Exercise: Copy every line with the string "deposit" in it.

The input:

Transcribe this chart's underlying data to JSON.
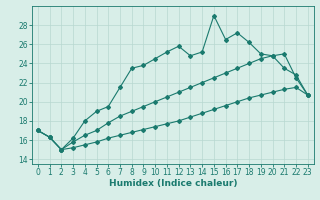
{
  "xlabel": "Humidex (Indice chaleur)",
  "x": [
    0,
    1,
    2,
    3,
    4,
    5,
    6,
    7,
    8,
    9,
    10,
    11,
    12,
    13,
    14,
    15,
    16,
    17,
    18,
    19,
    20,
    21,
    22,
    23
  ],
  "line_jagged": [
    17.0,
    16.3,
    15.0,
    16.2,
    18.0,
    19.0,
    19.5,
    21.5,
    23.5,
    23.8,
    24.5,
    25.2,
    25.8,
    24.8,
    25.2,
    29.0,
    26.5,
    27.2,
    26.2,
    25.0,
    24.8,
    23.5,
    22.8,
    20.7
  ],
  "line_mid": [
    17.0,
    16.3,
    15.0,
    15.8,
    16.5,
    17.0,
    17.8,
    18.5,
    19.0,
    19.5,
    20.0,
    20.5,
    21.0,
    21.5,
    22.0,
    22.5,
    23.0,
    23.5,
    24.0,
    24.5,
    24.8,
    25.0,
    22.5,
    20.7
  ],
  "line_low": [
    17.0,
    16.3,
    15.0,
    15.2,
    15.5,
    15.8,
    16.2,
    16.5,
    16.8,
    17.1,
    17.4,
    17.7,
    18.0,
    18.4,
    18.8,
    19.2,
    19.6,
    20.0,
    20.4,
    20.7,
    21.0,
    21.3,
    21.5,
    20.7
  ],
  "line_color": "#1a7a6e",
  "bg_color": "#d8eee8",
  "grid_color": "#b8d8d0",
  "ylim": [
    13.5,
    30
  ],
  "xlim": [
    -0.5,
    23.5
  ],
  "yticks": [
    14,
    16,
    18,
    20,
    22,
    24,
    26,
    28
  ],
  "xticks": [
    0,
    1,
    2,
    3,
    4,
    5,
    6,
    7,
    8,
    9,
    10,
    11,
    12,
    13,
    14,
    15,
    16,
    17,
    18,
    19,
    20,
    21,
    22,
    23
  ],
  "marker": "D",
  "markersize": 2.0,
  "linewidth": 0.8,
  "fontsize_label": 6.5,
  "fontsize_tick": 5.5
}
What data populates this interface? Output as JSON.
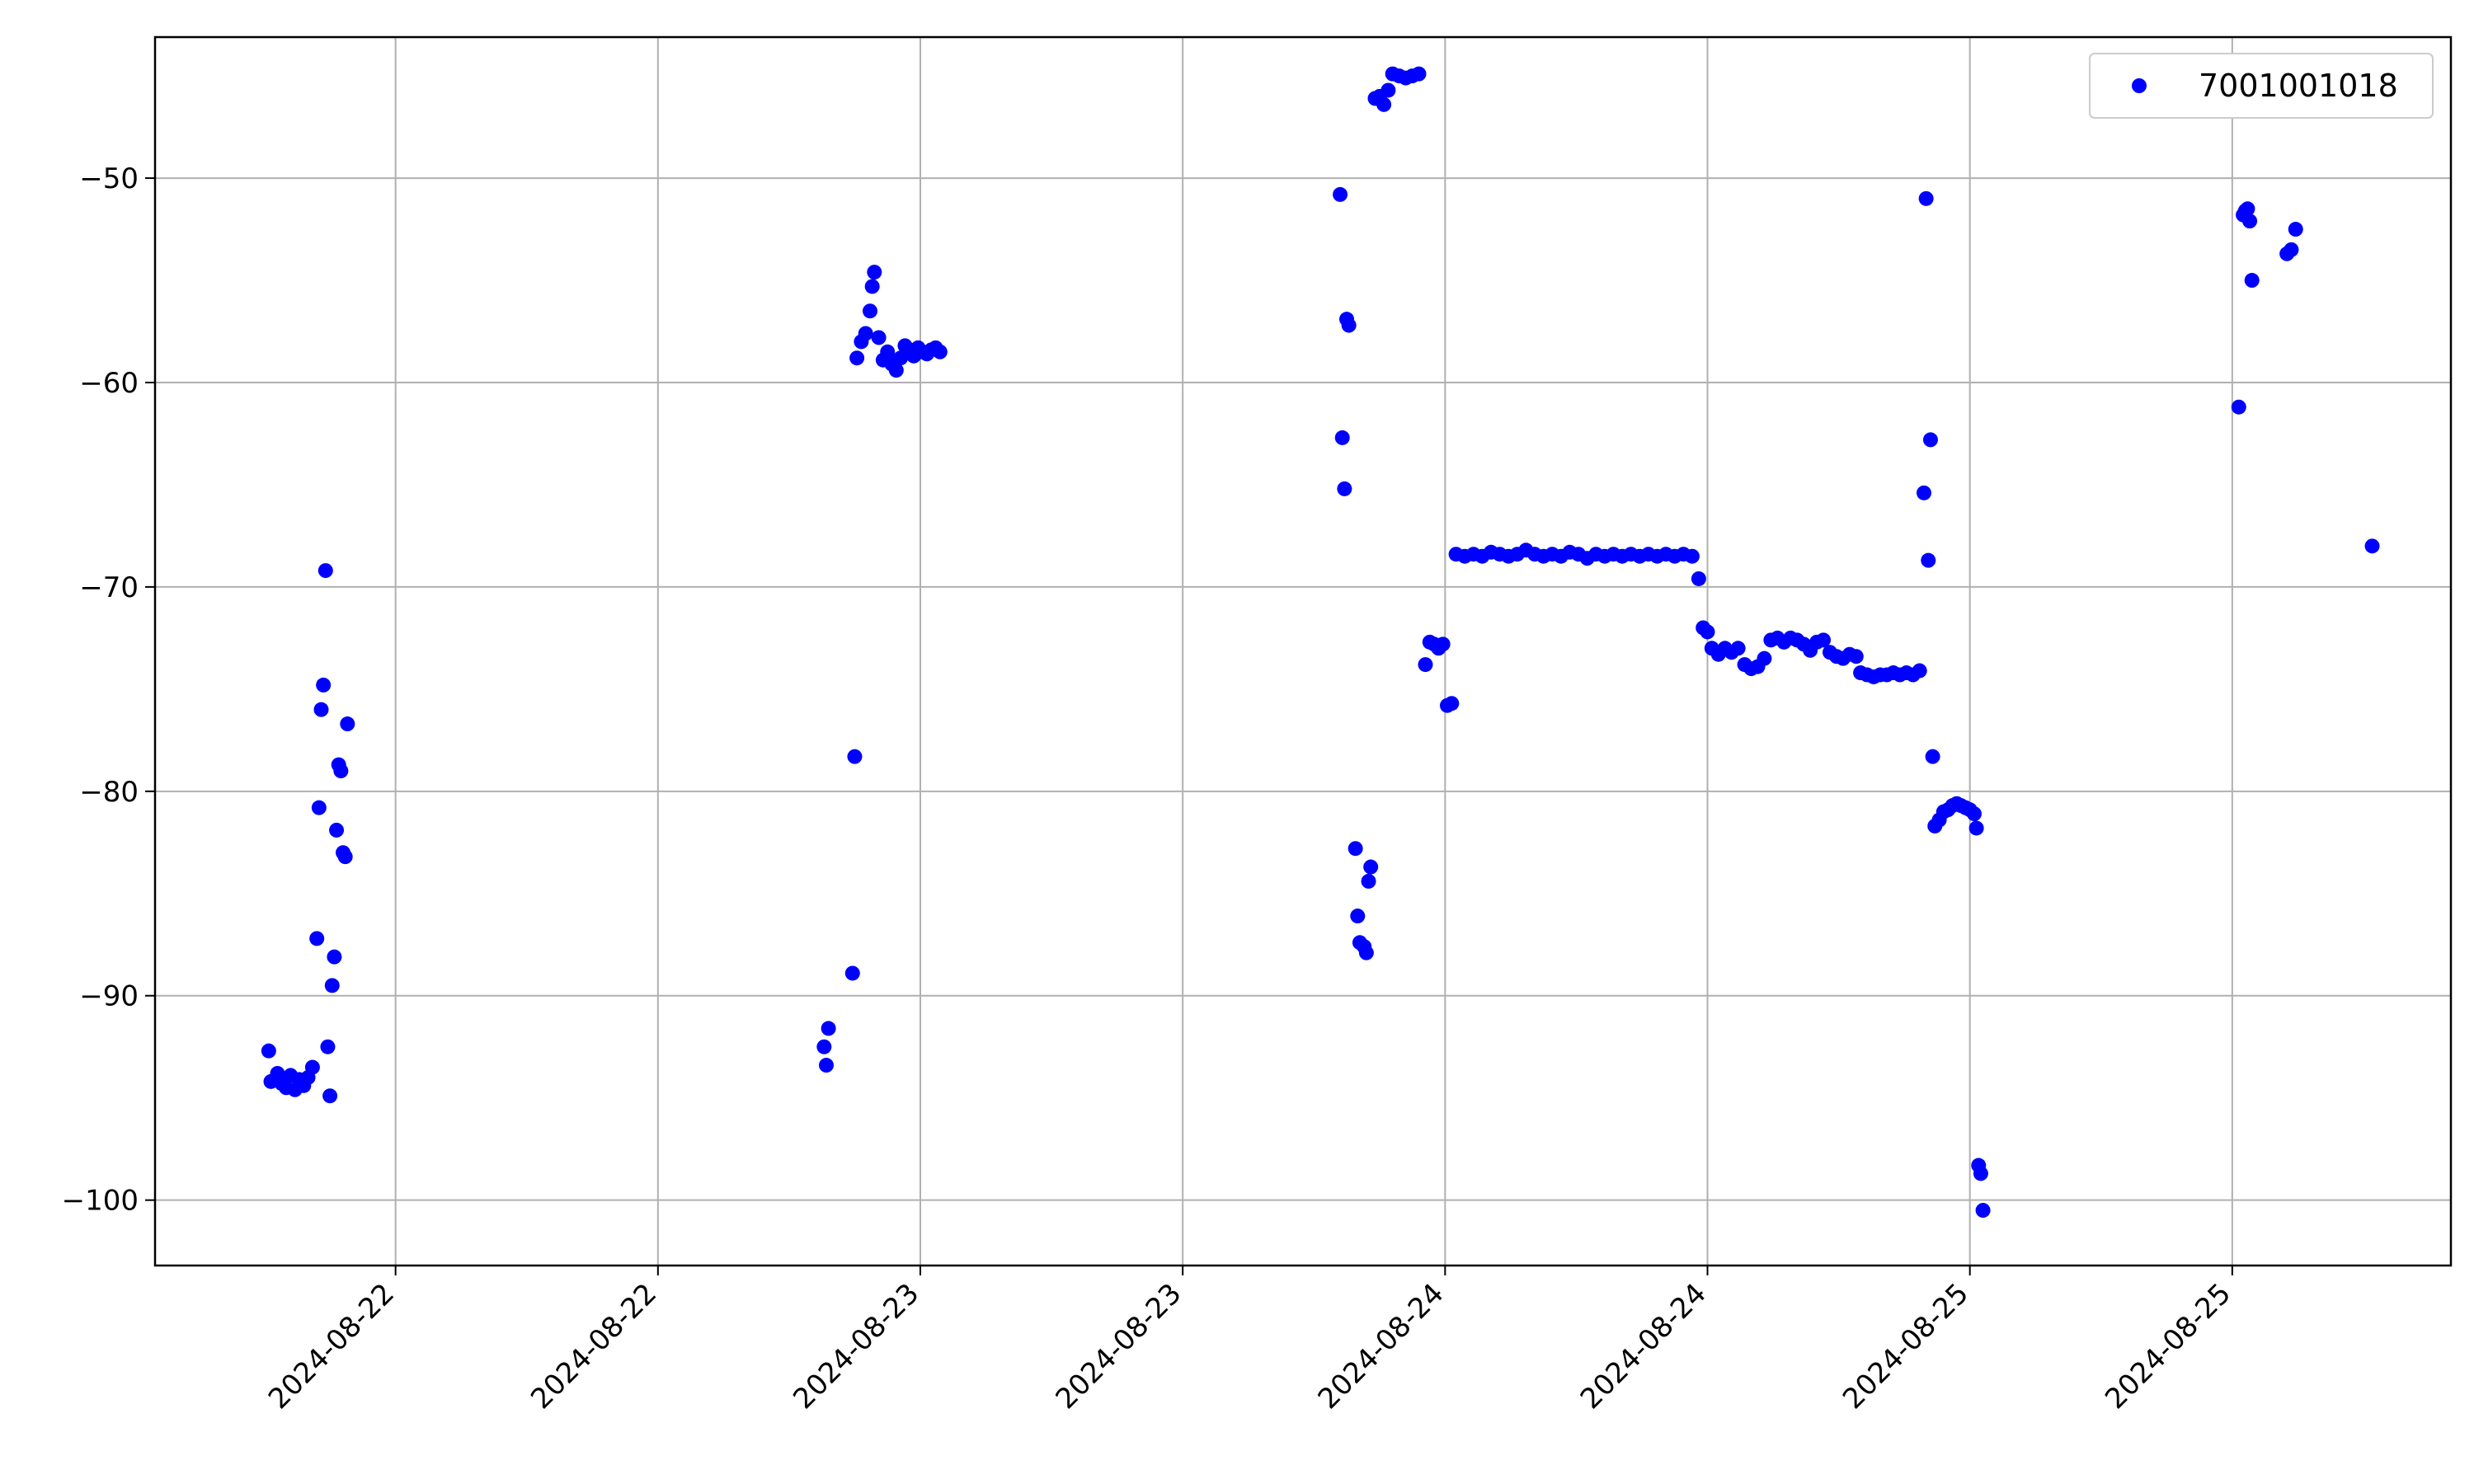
{
  "chart_data": {
    "type": "scatter",
    "title": "",
    "xlabel": "",
    "ylabel": "",
    "grid": true,
    "legend_position": "top-right",
    "x_tick_labels": [
      "2024-08-22",
      "2024-08-22",
      "2024-08-23",
      "2024-08-23",
      "2024-08-24",
      "2024-08-24",
      "2024-08-25",
      "2024-08-25"
    ],
    "x_tick_hours": [
      12,
      24,
      36,
      48,
      60,
      72,
      84,
      96
    ],
    "x_reference_date": "2024-08-21",
    "xlim_hours": [
      1,
      106
    ],
    "yticks": [
      -100,
      -90,
      -80,
      -70,
      -60,
      -50
    ],
    "ylim": [
      -103.2,
      -43.1
    ],
    "series": [
      {
        "name": "7001001018",
        "color": "#0000ff",
        "marker": "dot",
        "points": [
          [
            6.2,
            -92.7
          ],
          [
            6.3,
            -94.2
          ],
          [
            6.6,
            -93.8
          ],
          [
            6.8,
            -94.3
          ],
          [
            7.0,
            -94.5
          ],
          [
            7.2,
            -93.9
          ],
          [
            7.4,
            -94.6
          ],
          [
            7.6,
            -94.1
          ],
          [
            7.8,
            -94.4
          ],
          [
            8.0,
            -94.0
          ],
          [
            8.2,
            -93.5
          ],
          [
            8.4,
            -87.2
          ],
          [
            8.5,
            -80.8
          ],
          [
            8.6,
            -76.0
          ],
          [
            8.7,
            -74.8
          ],
          [
            8.8,
            -69.2
          ],
          [
            8.9,
            -92.5
          ],
          [
            9.0,
            -94.9
          ],
          [
            9.1,
            -89.5
          ],
          [
            9.2,
            -88.1
          ],
          [
            9.3,
            -81.9
          ],
          [
            9.4,
            -78.7
          ],
          [
            9.5,
            -79.0
          ],
          [
            9.6,
            -83.0
          ],
          [
            9.7,
            -83.2
          ],
          [
            9.8,
            -76.7
          ],
          [
            31.6,
            -92.5
          ],
          [
            31.7,
            -93.4
          ],
          [
            31.8,
            -91.6
          ],
          [
            32.9,
            -88.9
          ],
          [
            33.0,
            -78.3
          ],
          [
            33.1,
            -58.8
          ],
          [
            33.3,
            -58.0
          ],
          [
            33.5,
            -57.6
          ],
          [
            33.7,
            -56.5
          ],
          [
            33.8,
            -55.3
          ],
          [
            33.9,
            -54.6
          ],
          [
            34.1,
            -57.8
          ],
          [
            34.3,
            -58.9
          ],
          [
            34.5,
            -58.5
          ],
          [
            34.7,
            -59.1
          ],
          [
            34.9,
            -59.4
          ],
          [
            35.1,
            -58.8
          ],
          [
            35.3,
            -58.2
          ],
          [
            35.5,
            -58.4
          ],
          [
            35.7,
            -58.7
          ],
          [
            35.9,
            -58.3
          ],
          [
            36.1,
            -58.5
          ],
          [
            36.3,
            -58.6
          ],
          [
            36.5,
            -58.4
          ],
          [
            36.7,
            -58.3
          ],
          [
            36.9,
            -58.5
          ],
          [
            55.2,
            -50.8
          ],
          [
            55.3,
            -62.7
          ],
          [
            55.4,
            -65.2
          ],
          [
            55.5,
            -56.9
          ],
          [
            55.6,
            -57.2
          ],
          [
            55.9,
            -82.8
          ],
          [
            56.0,
            -86.1
          ],
          [
            56.1,
            -87.4
          ],
          [
            56.3,
            -87.6
          ],
          [
            56.4,
            -87.9
          ],
          [
            56.5,
            -84.4
          ],
          [
            56.6,
            -83.7
          ],
          [
            56.8,
            -46.1
          ],
          [
            57.0,
            -46.0
          ],
          [
            57.2,
            -46.4
          ],
          [
            57.4,
            -45.7
          ],
          [
            57.6,
            -44.9
          ],
          [
            57.9,
            -45.0
          ],
          [
            58.2,
            -45.1
          ],
          [
            58.5,
            -45.0
          ],
          [
            58.8,
            -44.9
          ],
          [
            59.1,
            -73.8
          ],
          [
            59.3,
            -72.7
          ],
          [
            59.5,
            -72.8
          ],
          [
            59.7,
            -73.0
          ],
          [
            59.9,
            -72.8
          ],
          [
            60.1,
            -75.8
          ],
          [
            60.3,
            -75.7
          ],
          [
            60.5,
            -68.4
          ],
          [
            60.9,
            -68.5
          ],
          [
            61.3,
            -68.4
          ],
          [
            61.7,
            -68.5
          ],
          [
            62.1,
            -68.3
          ],
          [
            62.5,
            -68.4
          ],
          [
            62.9,
            -68.5
          ],
          [
            63.3,
            -68.4
          ],
          [
            63.7,
            -68.2
          ],
          [
            64.1,
            -68.4
          ],
          [
            64.5,
            -68.5
          ],
          [
            64.9,
            -68.4
          ],
          [
            65.3,
            -68.5
          ],
          [
            65.7,
            -68.3
          ],
          [
            66.1,
            -68.4
          ],
          [
            66.5,
            -68.6
          ],
          [
            66.9,
            -68.4
          ],
          [
            67.3,
            -68.5
          ],
          [
            67.7,
            -68.4
          ],
          [
            68.1,
            -68.5
          ],
          [
            68.5,
            -68.4
          ],
          [
            68.9,
            -68.5
          ],
          [
            69.3,
            -68.4
          ],
          [
            69.7,
            -68.5
          ],
          [
            70.1,
            -68.4
          ],
          [
            70.5,
            -68.5
          ],
          [
            70.9,
            -68.4
          ],
          [
            71.3,
            -68.5
          ],
          [
            71.6,
            -69.6
          ],
          [
            71.8,
            -72.0
          ],
          [
            72.0,
            -72.2
          ],
          [
            72.2,
            -73.0
          ],
          [
            72.5,
            -73.3
          ],
          [
            72.8,
            -73.0
          ],
          [
            73.1,
            -73.2
          ],
          [
            73.4,
            -73.0
          ],
          [
            73.7,
            -73.8
          ],
          [
            74.0,
            -74.0
          ],
          [
            74.3,
            -73.9
          ],
          [
            74.6,
            -73.5
          ],
          [
            74.9,
            -72.6
          ],
          [
            75.2,
            -72.5
          ],
          [
            75.5,
            -72.7
          ],
          [
            75.8,
            -72.5
          ],
          [
            76.1,
            -72.6
          ],
          [
            76.4,
            -72.8
          ],
          [
            76.7,
            -73.1
          ],
          [
            77.0,
            -72.7
          ],
          [
            77.3,
            -72.6
          ],
          [
            77.6,
            -73.2
          ],
          [
            77.9,
            -73.4
          ],
          [
            78.2,
            -73.5
          ],
          [
            78.5,
            -73.3
          ],
          [
            78.8,
            -73.4
          ],
          [
            79.0,
            -74.2
          ],
          [
            79.3,
            -74.3
          ],
          [
            79.6,
            -74.4
          ],
          [
            79.9,
            -74.3
          ],
          [
            80.2,
            -74.3
          ],
          [
            80.5,
            -74.2
          ],
          [
            80.8,
            -74.3
          ],
          [
            81.1,
            -74.2
          ],
          [
            81.4,
            -74.3
          ],
          [
            81.7,
            -74.1
          ],
          [
            81.9,
            -65.4
          ],
          [
            82.0,
            -51.0
          ],
          [
            82.1,
            -68.7
          ],
          [
            82.2,
            -62.8
          ],
          [
            82.3,
            -78.3
          ],
          [
            82.4,
            -81.7
          ],
          [
            82.6,
            -81.4
          ],
          [
            82.8,
            -81.0
          ],
          [
            83.0,
            -80.9
          ],
          [
            83.2,
            -80.7
          ],
          [
            83.4,
            -80.6
          ],
          [
            83.6,
            -80.7
          ],
          [
            83.8,
            -80.8
          ],
          [
            84.0,
            -80.9
          ],
          [
            84.2,
            -81.1
          ],
          [
            84.3,
            -81.8
          ],
          [
            84.4,
            -98.3
          ],
          [
            84.5,
            -98.7
          ],
          [
            84.6,
            -100.5
          ],
          [
            96.3,
            -61.2
          ],
          [
            96.5,
            -51.8
          ],
          [
            96.6,
            -51.6
          ],
          [
            96.7,
            -51.5
          ],
          [
            96.8,
            -52.1
          ],
          [
            96.9,
            -55.0
          ],
          [
            98.5,
            -53.7
          ],
          [
            98.7,
            -53.5
          ],
          [
            98.9,
            -52.5
          ],
          [
            102.4,
            -68.0
          ]
        ]
      }
    ]
  }
}
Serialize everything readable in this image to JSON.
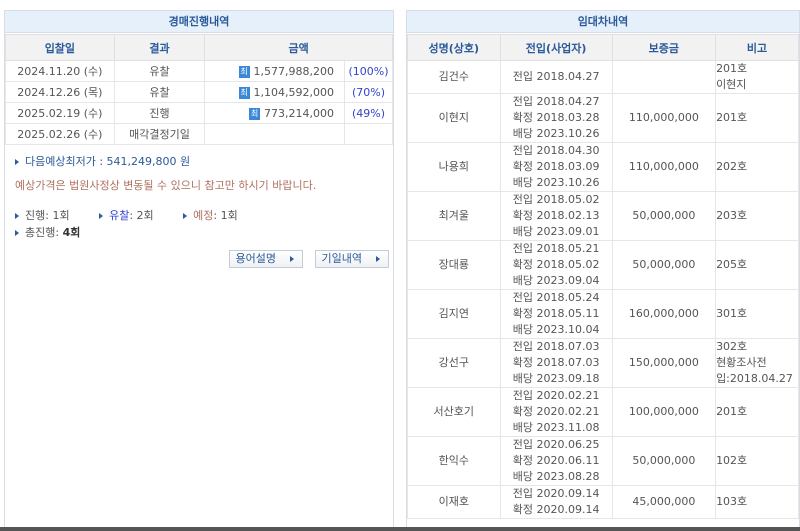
{
  "auction": {
    "title": "경매진행내역",
    "headers": [
      "입찰일",
      "결과",
      "금액"
    ],
    "badge": "최",
    "rows": [
      {
        "date": "2024.11.20 (수)",
        "result": "유찰",
        "amount": "1,577,988,200",
        "pct": "(100%)"
      },
      {
        "date": "2024.12.26 (목)",
        "result": "유찰",
        "amount": "1,104,592,000",
        "pct": "(70%)"
      },
      {
        "date": "2025.02.19 (수)",
        "result": "진행",
        "amount": "773,214,000",
        "pct": "(49%)"
      },
      {
        "date": "2025.02.26 (수)",
        "result": "매각결정기일",
        "amount": "",
        "pct": ""
      }
    ],
    "next_price": "다음예상최저가 : 541,249,800 원",
    "notice": "예상가격은 법원사정상 변동될 수 있으니 참고만 하시기 바랍니다.",
    "stats": {
      "progress_label": "진행",
      "progress_value": ": 1회",
      "fail_label": "유찰",
      "fail_value": ": 2회",
      "planned_label": "예정",
      "planned_value": ": 1회",
      "total_label": "총진행:",
      "total_value": "4회"
    },
    "buttons": {
      "glossary": "용어설명",
      "schedule": "기일내역"
    }
  },
  "tenants": {
    "title": "임대차내역",
    "headers": [
      "성명(상호)",
      "전입(사업자)",
      "보증금",
      "비고"
    ],
    "rows": [
      {
        "name": "김건수",
        "dates": [
          "전입 2018.04.27"
        ],
        "deposit": "",
        "note": [
          "201호",
          "이현지"
        ]
      },
      {
        "name": "이현지",
        "dates": [
          "전입 2018.04.27",
          "확정 2018.03.28",
          "배당 2023.10.26"
        ],
        "deposit": "110,000,000",
        "note": [
          "201호"
        ]
      },
      {
        "name": "나용희",
        "dates": [
          "전입 2018.04.30",
          "확정 2018.03.09",
          "배당 2023.10.26"
        ],
        "deposit": "110,000,000",
        "note": [
          "202호"
        ]
      },
      {
        "name": "최겨울",
        "dates": [
          "전입 2018.05.02",
          "확정 2018.02.13",
          "배당 2023.09.01"
        ],
        "deposit": "50,000,000",
        "note": [
          "203호"
        ]
      },
      {
        "name": "장대룡",
        "dates": [
          "전입 2018.05.21",
          "확정 2018.05.02",
          "배당 2023.09.04"
        ],
        "deposit": "50,000,000",
        "note": [
          "205호"
        ]
      },
      {
        "name": "김지연",
        "dates": [
          "전입 2018.05.24",
          "확정 2018.05.11",
          "배당 2023.10.04"
        ],
        "deposit": "160,000,000",
        "note": [
          "301호"
        ]
      },
      {
        "name": "강선구",
        "dates": [
          "전입 2018.07.03",
          "확정 2018.07.03",
          "배당 2023.09.18"
        ],
        "deposit": "150,000,000",
        "note": [
          "302호",
          "현황조사전",
          "입:2018.04.27"
        ]
      },
      {
        "name": "서산호기",
        "dates": [
          "전입 2020.02.21",
          "확정 2020.02.21",
          "배당 2023.11.08"
        ],
        "deposit": "100,000,000",
        "note": [
          "201호"
        ]
      },
      {
        "name": "한익수",
        "dates": [
          "전입 2020.06.25",
          "확정 2020.06.11",
          "배당 2023.08.28"
        ],
        "deposit": "50,000,000",
        "note": [
          "102호"
        ]
      },
      {
        "name": "이재호",
        "dates": [
          "전입 2020.09.14",
          "확정 2020.09.14"
        ],
        "deposit": "45,000,000",
        "note": [
          "103호"
        ]
      }
    ]
  },
  "colors": {
    "header_bg": "#e6f0fb",
    "header_text": "#2b5a9a",
    "badge": "#3b87d8",
    "pct": "#3344cc",
    "notice": "#b07060"
  }
}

Exercise response:
        "deposit": "",
        "deposit": "110,000,000",
        "deposit": "110,000,000",
        "deposit": "50,000,000",
        "deposit": "50,000,000",
        "deposit": "160,000,000",
        "deposit": "150,000,000",
        "deposit": "100,000,000",
        "deposit": "50,000,000",
        "deposit": "45,000,000",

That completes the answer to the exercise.